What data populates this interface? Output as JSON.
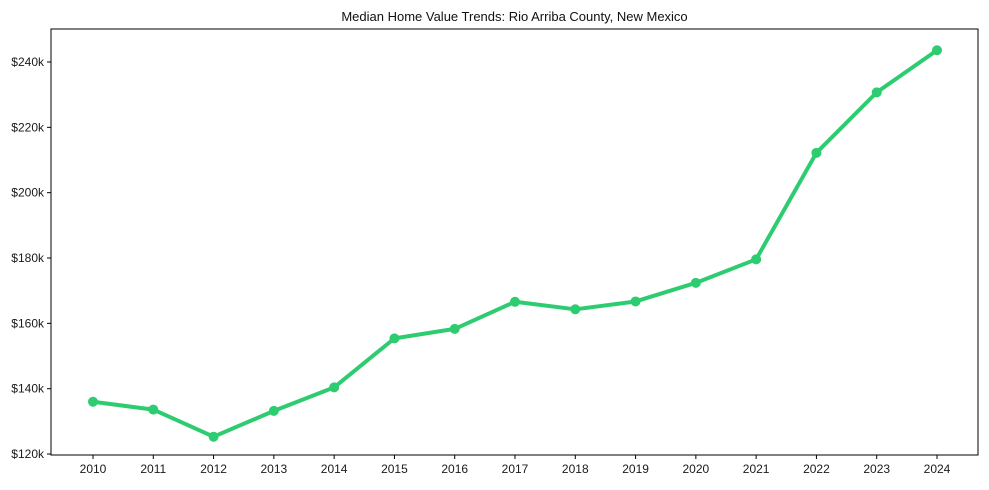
{
  "figure": {
    "title": "Median Home Value Trends: Rio Arriba County, New Mexico"
  },
  "chart_data": {
    "type": "line",
    "title": "Median Home Value Trends: Rio Arriba County, New Mexico",
    "x": [
      "2010",
      "2011",
      "2012",
      "2013",
      "2014",
      "2015",
      "2016",
      "2017",
      "2018",
      "2019",
      "2020",
      "2021",
      "2022",
      "2023",
      "2024"
    ],
    "series": [
      {
        "name": "Median Home Value",
        "values": [
          136000,
          133600,
          125300,
          133200,
          140400,
          155400,
          158300,
          166600,
          164300,
          166700,
          172400,
          179600,
          212200,
          230700,
          243600
        ],
        "color": "#2ecc71"
      }
    ],
    "xlabel": "",
    "ylabel": "",
    "yticks": [
      120000,
      140000,
      160000,
      180000,
      200000,
      220000,
      240000
    ],
    "ytick_labels": [
      "$120k",
      "$140k",
      "$160k",
      "$180k",
      "$200k",
      "$220k",
      "$240k"
    ],
    "ylim": [
      119700,
      250100
    ],
    "grid": false,
    "legend": "none",
    "marker": "circle"
  },
  "colors": {
    "line": "#2ecc71",
    "background": "#ffffff",
    "spine": "#000000",
    "tick_label": "#1a1a1a",
    "title": "#111111"
  }
}
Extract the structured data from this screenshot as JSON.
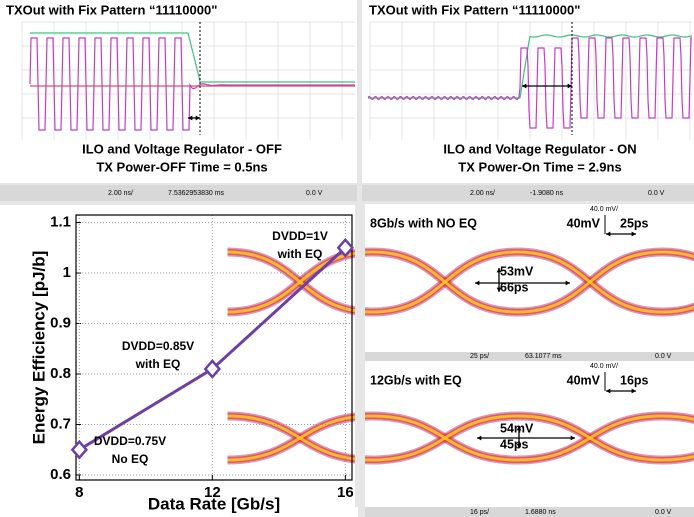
{
  "scopes": [
    {
      "title": "TXOut with Fix Pattern “11110000\"",
      "captions": [
        "ILO and Voltage Regulator - OFF",
        "TX Power-OFF Time = 0.5ns"
      ],
      "toolbar": [
        "2.00 ns/",
        "7.5362953830 ms",
        "0.0 V"
      ]
    },
    {
      "title": "TXOut with Fix Pattern “11110000\"",
      "captions": [
        "ILO and Voltage Regulator - ON",
        "TX Power-On Time = 2.9ns"
      ],
      "toolbar": [
        "2.00 ns/",
        "-1.9080 ns",
        "0.0 V"
      ]
    }
  ],
  "eyes": [
    {
      "header": "40.0 mV/",
      "title": "8Gb/s with NO EQ",
      "scale": [
        "40mV",
        "25ps"
      ],
      "opening": [
        "53mV",
        "66ps"
      ],
      "toolbar": [
        "25 ps/",
        "63.1077 ms",
        "0.0 V"
      ]
    },
    {
      "header": "40.0 mV/",
      "title": "12Gb/s with EQ",
      "scale": [
        "40mV",
        "16ps"
      ],
      "opening": [
        "54mV",
        "45ps"
      ],
      "toolbar": [
        "16 ps/",
        "1.6880 ns",
        "0.0 V"
      ]
    }
  ],
  "chart_data": {
    "type": "line",
    "x_label": "Data Rate [Gb/s]",
    "y_label": "Energy Efficiency [pJ/b]",
    "x": [
      8,
      12,
      16
    ],
    "values": [
      0.65,
      0.81,
      1.05
    ],
    "color": "#6b3fa6",
    "xlim": [
      7.9,
      16.2
    ],
    "xticks": [
      8,
      12,
      16
    ],
    "ylim": [
      0.59,
      1.115
    ],
    "yticks": [
      0.6,
      0.7,
      0.8,
      0.9,
      1,
      1.1
    ],
    "grid": true,
    "annotations": [
      [
        "DVDD=0.75V",
        "No EQ"
      ],
      [
        "DVDD=0.85V",
        "with EQ"
      ],
      [
        "DVDD=1V",
        "with EQ"
      ]
    ]
  }
}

*DIRECTIVE*
Omit the pictures, then output the rest of the listing exactly.

*OUTPUT FOR THIS EXERCISE*
What data populates this interface? Output as JSON.
{
  "figure": {
    "title": "Median Home Value Trends: Rio Arriba County, New Mexico"
  },
  "chart_data": {
    "type": "line",
    "title": "Median Home Value Trends: Rio Arriba County, New Mexico",
    "x": [
      "2010",
      "2011",
      "2012",
      "2013",
      "2014",
      "2015",
      "2016",
      "2017",
      "2018",
      "2019",
      "2020",
      "2021",
      "2022",
      "2023",
      "2024"
    ],
    "series": [
      {
        "name": "Median Home Value",
        "values": [
          136000,
          133600,
          125300,
          133200,
          140400,
          155400,
          158300,
          166600,
          164300,
          166700,
          172400,
          179600,
          212200,
          230700,
          243600
        ],
        "color": "#2ecc71"
      }
    ],
    "xlabel": "",
    "ylabel": "",
    "yticks": [
      120000,
      140000,
      160000,
      180000,
      200000,
      220000,
      240000
    ],
    "ytick_labels": [
      "$120k",
      "$140k",
      "$160k",
      "$180k",
      "$200k",
      "$220k",
      "$240k"
    ],
    "ylim": [
      119700,
      250100
    ],
    "grid": false,
    "legend": "none",
    "marker": "circle"
  },
  "colors": {
    "line": "#2ecc71",
    "background": "#ffffff",
    "spine": "#000000",
    "tick_label": "#1a1a1a",
    "title": "#111111"
  }
}
Extract the structured data from this screenshot as JSON.
{
  "scopes": [
    {
      "title": "TXOut with Fix Pattern “11110000\"",
      "captions": [
        "ILO and Voltage Regulator - OFF",
        "TX Power-OFF Time = 0.5ns"
      ],
      "toolbar": [
        "2.00 ns/",
        "7.5362953830 ms",
        "0.0 V"
      ]
    },
    {
      "title": "TXOut with Fix Pattern “11110000\"",
      "captions": [
        "ILO and Voltage Regulator - ON",
        "TX Power-On Time = 2.9ns"
      ],
      "toolbar": [
        "2.00 ns/",
        "-1.9080 ns",
        "0.0 V"
      ]
    }
  ],
  "eyes": [
    {
      "header": "40.0 mV/",
      "title": "8Gb/s with NO EQ",
      "scale": [
        "40mV",
        "25ps"
      ],
      "opening": [
        "53mV",
        "66ps"
      ],
      "toolbar": [
        "25 ps/",
        "63.1077 ms",
        "0.0 V"
      ]
    },
    {
      "header": "40.0 mV/",
      "title": "12Gb/s with EQ",
      "scale": [
        "40mV",
        "16ps"
      ],
      "opening": [
        "54mV",
        "45ps"
      ],
      "toolbar": [
        "16 ps/",
        "1.6880 ns",
        "0.0 V"
      ]
    }
  ],
  "chart_data": {
    "type": "line",
    "x_label": "Data Rate [Gb/s]",
    "y_label": "Energy Efficiency [pJ/b]",
    "x": [
      8,
      12,
      16
    ],
    "values": [
      0.65,
      0.81,
      1.05
    ],
    "color": "#6b3fa6",
    "xlim": [
      7.9,
      16.2
    ],
    "xticks": [
      8,
      12,
      16
    ],
    "ylim": [
      0.59,
      1.115
    ],
    "yticks": [
      0.6,
      0.7,
      0.8,
      0.9,
      1,
      1.1
    ],
    "grid": true,
    "annotations": [
      [
        "DVDD=0.75V",
        "No EQ"
      ],
      [
        "DVDD=0.85V",
        "with EQ"
      ],
      [
        "DVDD=1V",
        "with EQ"
      ]
    ]
  }
}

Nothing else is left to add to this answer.